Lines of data
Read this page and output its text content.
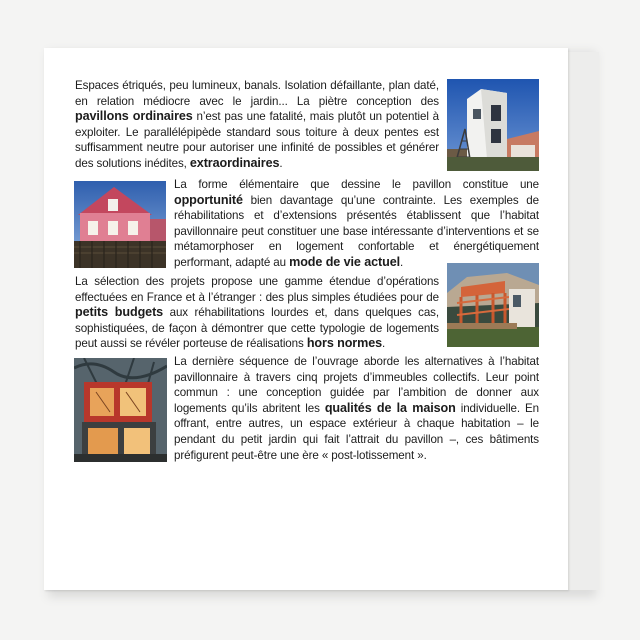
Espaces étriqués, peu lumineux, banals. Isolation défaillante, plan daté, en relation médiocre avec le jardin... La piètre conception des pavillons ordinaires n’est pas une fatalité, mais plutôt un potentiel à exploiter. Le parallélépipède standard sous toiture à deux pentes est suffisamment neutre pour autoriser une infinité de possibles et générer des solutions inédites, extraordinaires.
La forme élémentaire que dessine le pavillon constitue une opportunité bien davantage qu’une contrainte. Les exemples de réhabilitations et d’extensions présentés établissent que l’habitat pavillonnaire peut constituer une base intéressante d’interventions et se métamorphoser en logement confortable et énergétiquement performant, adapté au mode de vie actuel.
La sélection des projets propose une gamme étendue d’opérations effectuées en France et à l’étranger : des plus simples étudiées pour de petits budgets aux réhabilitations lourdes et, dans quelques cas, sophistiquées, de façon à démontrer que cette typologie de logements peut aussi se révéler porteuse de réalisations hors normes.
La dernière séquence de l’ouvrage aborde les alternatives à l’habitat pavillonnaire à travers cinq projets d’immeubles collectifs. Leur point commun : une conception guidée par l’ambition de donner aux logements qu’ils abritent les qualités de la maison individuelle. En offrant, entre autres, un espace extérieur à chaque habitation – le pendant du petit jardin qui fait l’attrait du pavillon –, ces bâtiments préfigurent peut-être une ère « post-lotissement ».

PROMPT:
Using the data above, print every line exactly, omitting pictures.

TASK RESULT:
Read this page and output its text content.
Espaces étriqués, peu lumineux, banals. Isolation défaillante, plan daté, en relation médiocre avec le jardin... La piètre conception des pavillons ordinaires n’est pas une fatalité, mais plutôt un potentiel à exploiter. Le parallélépipède standard sous toiture à deux pentes est suffisamment neutre pour autoriser une infinité de possibles et générer des solutions inédites, extraordinaires.
La forme élémentaire que dessine le pavillon constitue une opportunité bien davantage qu’une contrainte. Les exemples de réhabilitations et d’extensions présentés établissent que l’habitat pavillonnaire peut constituer une base intéressante d’interventions et se métamorphoser en logement confortable et énergétiquement performant, adapté au mode de vie actuel.
La sélection des projets propose une gamme étendue d’opérations effectuées en France et à l’étranger : des plus simples étudiées pour de petits budgets aux réhabilitations lourdes et, dans quelques cas, sophistiquées, de façon à démontrer que cette typologie de logements peut aussi se révéler porteuse de réalisations hors normes.
La dernière séquence de l’ouvrage aborde les alternatives à l’habitat pavillonnaire à travers cinq projets d’immeubles collectifs. Leur point commun : une conception guidée par l’ambition de donner aux logements qu’ils abritent les qualités de la maison individuelle. En offrant, entre autres, un espace extérieur à chaque habitation – le pendant du petit jardin qui fait l’attrait du pavillon –, ces bâtiments préfigurent peut-être une ère « post-lotissement ».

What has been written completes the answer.